## Begin

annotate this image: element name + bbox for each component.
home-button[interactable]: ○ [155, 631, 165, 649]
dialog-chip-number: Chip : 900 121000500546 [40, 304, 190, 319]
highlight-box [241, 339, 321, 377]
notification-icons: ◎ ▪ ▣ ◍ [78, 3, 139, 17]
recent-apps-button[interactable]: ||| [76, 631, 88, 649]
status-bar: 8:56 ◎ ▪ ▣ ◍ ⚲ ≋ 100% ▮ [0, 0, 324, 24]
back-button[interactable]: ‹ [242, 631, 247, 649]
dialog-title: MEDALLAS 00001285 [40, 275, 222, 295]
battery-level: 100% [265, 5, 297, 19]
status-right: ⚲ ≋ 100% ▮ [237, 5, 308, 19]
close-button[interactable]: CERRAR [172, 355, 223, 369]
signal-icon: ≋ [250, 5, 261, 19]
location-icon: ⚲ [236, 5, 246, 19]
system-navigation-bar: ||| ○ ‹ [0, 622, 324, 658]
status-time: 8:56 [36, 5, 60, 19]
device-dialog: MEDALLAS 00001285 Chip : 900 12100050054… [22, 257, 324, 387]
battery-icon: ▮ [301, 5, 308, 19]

## End

◆ DIRECTION
Copy every line of the records above word for word, in the same order.

◆ RESPONSE TO THIS EXERCISE
annotate this image: element name + bbox for each component.
home-button[interactable]: ○ [155, 631, 165, 649]
dialog-chip-number: Chip : 900 121000500546 [40, 304, 190, 319]
highlight-box [241, 339, 321, 377]
notification-icons: ◎ ▪ ▣ ◍ [78, 3, 139, 17]
recent-apps-button[interactable]: ||| [76, 631, 88, 649]
status-bar: 8:56 ◎ ▪ ▣ ◍ ⚲ ≋ 100% ▮ [0, 0, 324, 24]
back-button[interactable]: ‹ [242, 631, 247, 649]
dialog-title: MEDALLAS 00001285 [40, 275, 222, 295]
battery-level: 100% [265, 5, 297, 19]
status-right: ⚲ ≋ 100% ▮ [237, 5, 308, 19]
close-button[interactable]: CERRAR [172, 355, 223, 369]
signal-icon: ≋ [250, 5, 261, 19]
location-icon: ⚲ [236, 5, 246, 19]
system-navigation-bar: ||| ○ ‹ [0, 622, 324, 658]
status-time: 8:56 [36, 5, 60, 19]
device-dialog: MEDALLAS 00001285 Chip : 900 12100050054… [22, 257, 324, 387]
battery-icon: ▮ [301, 5, 308, 19]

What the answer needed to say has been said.